### STATED PROBLEM
Copy the stretch of the material from the line containing "ambient-light-label: Ambient Light" through the line containing "ambient-light-color-row[interactable]: Ambient light", keeping each line unchanged.

(Region annotation records)
= = = = = = =

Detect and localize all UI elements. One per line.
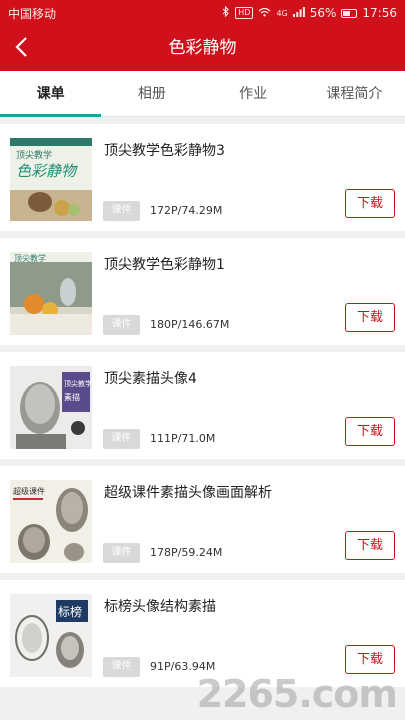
page-title: 色彩静物 (168, 38, 237, 58)
clock: 17:56 (362, 6, 397, 20)
course-size: 180P/146.67M (150, 318, 230, 331)
status-bar: 中国移动 HD 4G 56% 17:56 (0, 0, 405, 26)
course-card[interactable]: 顶尖教学 色彩静物 顶尖教学色彩静物3 课件 172P/74.29M 下载 (0, 124, 405, 231)
tab-course-list[interactable]: 课单 (0, 71, 102, 117)
battery-percent: 56% (309, 6, 337, 20)
course-type-badge: 课件 (103, 201, 140, 221)
course-title: 标榜头像结构素描 (104, 599, 216, 615)
wifi-icon (258, 6, 271, 20)
course-title: 顶尖素描头像4 (104, 371, 197, 387)
app-bar: 色彩静物 (0, 26, 405, 71)
battery-level (343, 10, 351, 16)
battery-icon (341, 8, 358, 18)
svg-text:顶尖教学: 顶尖教学 (14, 253, 46, 263)
course-size: 172P/74.29M (150, 204, 223, 217)
svg-text:色彩静物: 色彩静物 (16, 162, 78, 180)
svg-text:超级课件: 超级课件 (13, 486, 45, 496)
course-cover-image: 顶尖教学 素描 (10, 366, 92, 449)
back-button[interactable] (4, 32, 38, 66)
course-type-badge: 课件 (103, 657, 140, 677)
download-button[interactable]: 下载 (345, 417, 395, 446)
watermark-logo: 2265.com (196, 672, 398, 716)
signal-icon (292, 6, 305, 20)
tab-bar: 课单 相册 作业 课程简介 (0, 71, 405, 117)
course-size: 111P/71.0M (150, 432, 216, 445)
course-title: 顶尖教学色彩静物3 (104, 143, 225, 159)
network-type: 4G (276, 8, 288, 18)
download-button[interactable]: 下载 (345, 303, 395, 332)
course-size: 178P/59.24M (150, 546, 223, 559)
course-title: 顶尖教学色彩静物1 (104, 257, 225, 273)
course-type-badge: 课件 (103, 429, 140, 449)
course-cover-image: 标榜 (10, 594, 92, 677)
download-button[interactable]: 下载 (345, 531, 395, 560)
course-card[interactable]: 超级课件 超级课件素描头像画面解析 课件 178P/59.24M 下载 (0, 466, 405, 573)
download-button[interactable]: 下载 (345, 189, 395, 218)
download-button[interactable]: 下载 (345, 645, 395, 674)
course-card[interactable]: 标榜 标榜头像结构素描 课件 91P/63.94M 下载 (0, 580, 405, 687)
course-type-badge: 课件 (103, 543, 140, 563)
carrier-label: 中国移动 (8, 6, 57, 21)
course-card[interactable]: 顶尖教学 素描 顶尖素描头像4 课件 111P/71.0M 下载 (0, 352, 405, 459)
svg-text:顶尖教学: 顶尖教学 (16, 149, 52, 161)
status-icons: HD 4G 56% 17:56 (222, 5, 397, 20)
hd-icon: HD (235, 7, 254, 19)
course-title: 超级课件素描头像画面解析 (104, 485, 272, 501)
course-cover-image: 超级课件 (10, 480, 92, 563)
svg-text:标榜: 标榜 (58, 604, 82, 619)
svg-text:素描: 素描 (64, 392, 80, 402)
tab-homework[interactable]: 作业 (203, 71, 304, 116)
course-cover-image: 顶尖教学 (10, 252, 92, 335)
bluetooth-icon (222, 5, 230, 20)
course-card[interactable]: 顶尖教学 顶尖教学色彩静物1 课件 180P/146.67M 下载 (0, 238, 405, 345)
tab-course-intro[interactable]: 课程简介 (304, 71, 405, 116)
course-type-badge: 课件 (103, 315, 140, 335)
tab-album[interactable]: 相册 (101, 71, 202, 116)
chevron-left-icon (14, 36, 28, 62)
svg-text:顶尖教学: 顶尖教学 (64, 379, 92, 388)
course-cover-image: 顶尖教学 色彩静物 (10, 138, 92, 221)
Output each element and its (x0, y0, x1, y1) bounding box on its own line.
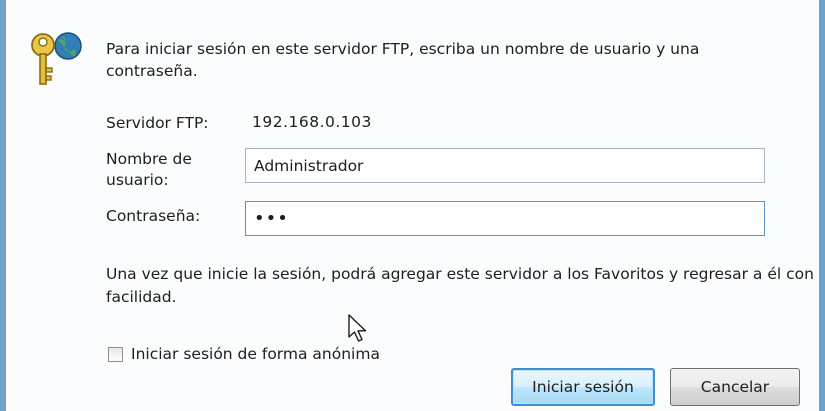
anonymous-checkbox[interactable] (108, 346, 123, 362)
cancel-button[interactable]: Cancelar (670, 368, 800, 406)
username-input[interactable] (245, 148, 765, 183)
anonymous-login-option[interactable]: Iniciar sesión de forma anónima (106, 345, 380, 363)
ftp-login-dialog: Para iniciar sesión en este servidor FTP… (0, 0, 825, 411)
server-value: 192.168.0.103 (252, 113, 372, 131)
dialog-message: Para iniciar sesión en este servidor FTP… (106, 40, 700, 80)
password-label: Contraseña: (106, 207, 201, 225)
login-button[interactable]: Iniciar sesión (511, 368, 655, 406)
server-label: Servidor FTP: (106, 114, 209, 132)
key-globe-icon (31, 32, 82, 85)
username-label: Nombre de usuario: (106, 150, 192, 189)
password-input[interactable] (245, 201, 765, 236)
mouse-cursor-icon (348, 314, 367, 342)
anonymous-label: Iniciar sesión de forma anónima (131, 345, 380, 363)
info-text: Una vez que inicie la sesión, podrá agre… (106, 265, 814, 306)
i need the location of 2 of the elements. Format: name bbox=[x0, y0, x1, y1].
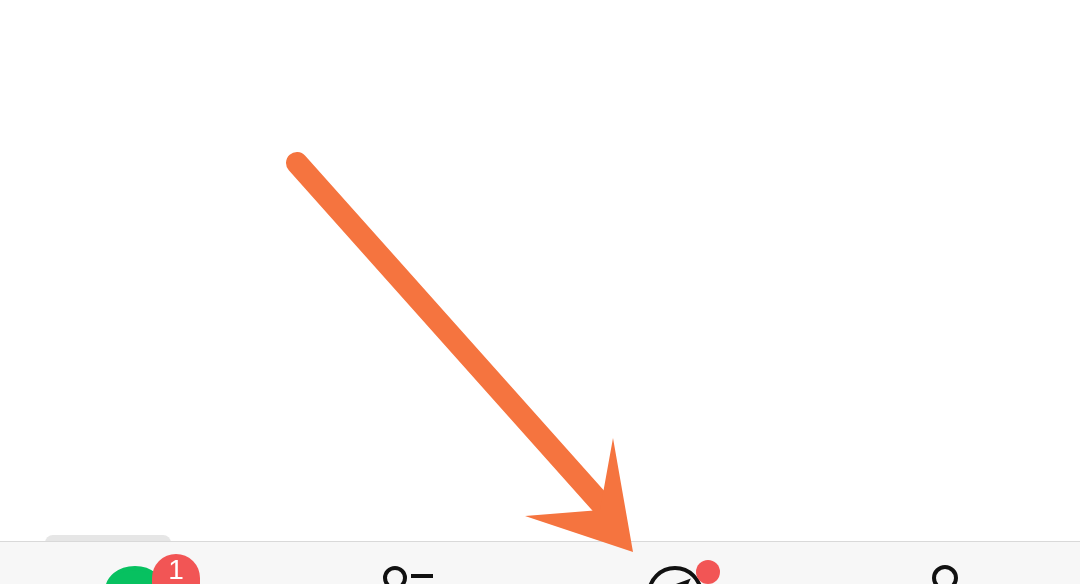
unread-badge: 1 bbox=[152, 554, 200, 584]
tab-button[interactable]: 1 bbox=[0, 542, 270, 584]
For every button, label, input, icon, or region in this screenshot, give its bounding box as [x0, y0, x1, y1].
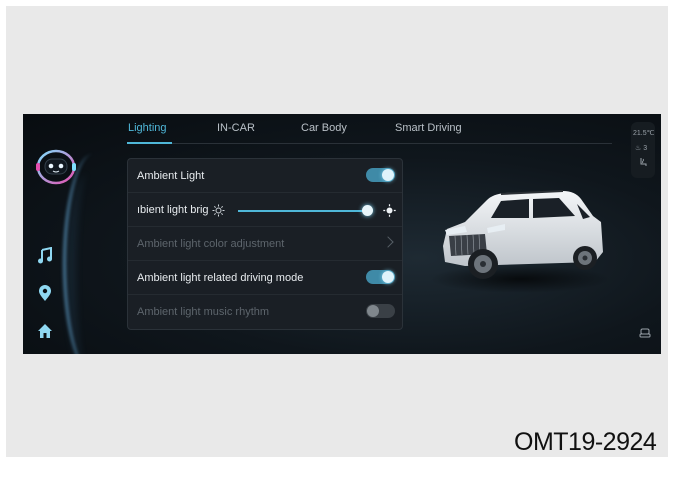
ambient-light-label: Ambient Light — [137, 170, 205, 182]
ambient-light-brightness-row: ıbient light brig — [128, 193, 402, 227]
active-tab-indicator — [127, 142, 172, 144]
tab-lighting[interactable]: Lighting — [128, 122, 167, 134]
seat-count: ♨ 3 — [635, 144, 647, 152]
toggle-knob — [382, 169, 394, 181]
toggle-knob — [382, 271, 394, 283]
page-footer — [0, 457, 690, 504]
brightness-high-icon — [383, 204, 396, 217]
chevron-right-icon — [382, 236, 394, 248]
driving-mode-label: Ambient light related driving mode — [137, 272, 304, 284]
temperature-readout: 21.5℃ — [633, 130, 655, 137]
tab-car-body[interactable]: Car Body — [301, 122, 347, 134]
seat-icon[interactable] — [639, 327, 651, 339]
music-note-icon[interactable] — [36, 247, 54, 265]
ambient-light-toggle[interactable] — [366, 168, 395, 182]
ambient-light-color-row[interactable]: Ambient light color adjustment — [128, 227, 402, 261]
infotainment-screen: Lighting IN-CAR Car Body Smart Driving A… — [23, 114, 661, 354]
left-sidebar — [23, 114, 99, 354]
ambient-light-row: Ambient Light — [128, 159, 402, 193]
location-pin-icon[interactable] — [36, 284, 54, 302]
brightness-slider-track[interactable] — [238, 210, 368, 212]
tab-smart-driving[interactable]: Smart Driving — [395, 122, 462, 134]
document-page: Lighting IN-CAR Car Body Smart Driving A… — [6, 6, 668, 457]
toggle-knob — [367, 305, 379, 317]
seat-heat-icon — [640, 158, 647, 166]
music-rhythm-label: Ambient light music rhythm — [137, 306, 270, 318]
brightness-low-icon — [212, 204, 225, 217]
brightness-label: ıbient light brig — [137, 204, 209, 216]
figure-code: OMT19-2924 — [514, 428, 657, 456]
tab-divider — [127, 143, 612, 144]
climate-status-panel[interactable]: 21.5℃ ♨ 3 — [631, 122, 655, 178]
music-rhythm-toggle[interactable] — [366, 304, 395, 318]
lighting-settings-panel: Ambient Light ıbient light brig Ambient … — [127, 158, 403, 330]
seat-count-value: 3 — [643, 145, 648, 152]
color-adjustment-label: Ambient light color adjustment — [137, 238, 285, 250]
vehicle-image — [430, 190, 610, 293]
tab-in-car[interactable]: IN-CAR — [217, 122, 255, 134]
driving-mode-row: Ambient light related driving mode — [128, 261, 402, 295]
home-icon[interactable] — [36, 322, 54, 340]
music-rhythm-row: Ambient light music rhythm — [128, 295, 402, 329]
seat-icon: ♨ — [635, 145, 642, 152]
brightness-slider-handle[interactable] — [362, 205, 373, 216]
assistant-avatar-icon[interactable] — [34, 146, 78, 186]
driving-mode-toggle[interactable] — [366, 270, 395, 284]
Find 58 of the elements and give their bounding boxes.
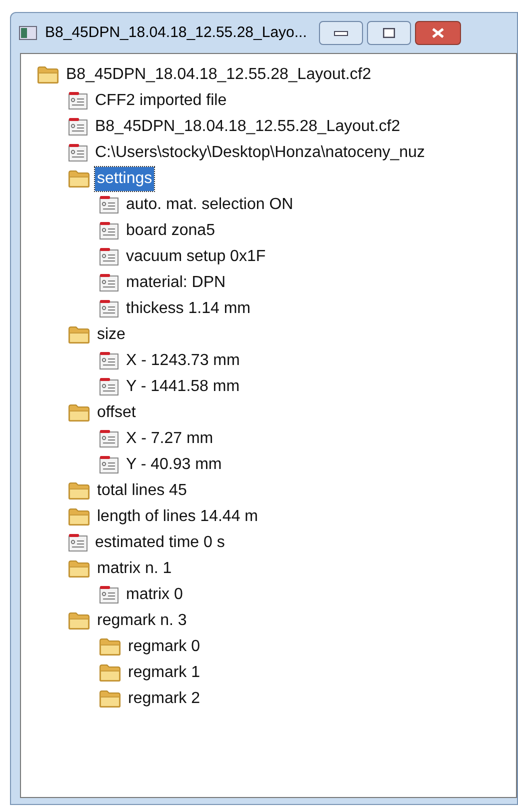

= = = = = = =

### TASK OUTPUT
ambient-light-label: Ambient Light — [137, 170, 205, 182]
ambient-light-brightness-row: ıbient light brig — [128, 193, 402, 227]
active-tab-indicator — [127, 142, 172, 144]
tab-lighting[interactable]: Lighting — [128, 122, 167, 134]
seat-count: ♨ 3 — [635, 144, 647, 152]
toggle-knob — [382, 169, 394, 181]
toggle-knob — [382, 271, 394, 283]
page-footer — [0, 457, 690, 504]
brightness-high-icon — [383, 204, 396, 217]
chevron-right-icon — [382, 236, 394, 248]
driving-mode-label: Ambient light related driving mode — [137, 272, 304, 284]
temperature-readout: 21.5℃ — [633, 130, 655, 137]
tab-car-body[interactable]: Car Body — [301, 122, 347, 134]
seat-icon[interactable] — [639, 327, 651, 339]
music-note-icon[interactable] — [36, 247, 54, 265]
ambient-light-toggle[interactable] — [366, 168, 395, 182]
ambient-light-color-row[interactable]: Ambient light color adjustment — [128, 227, 402, 261]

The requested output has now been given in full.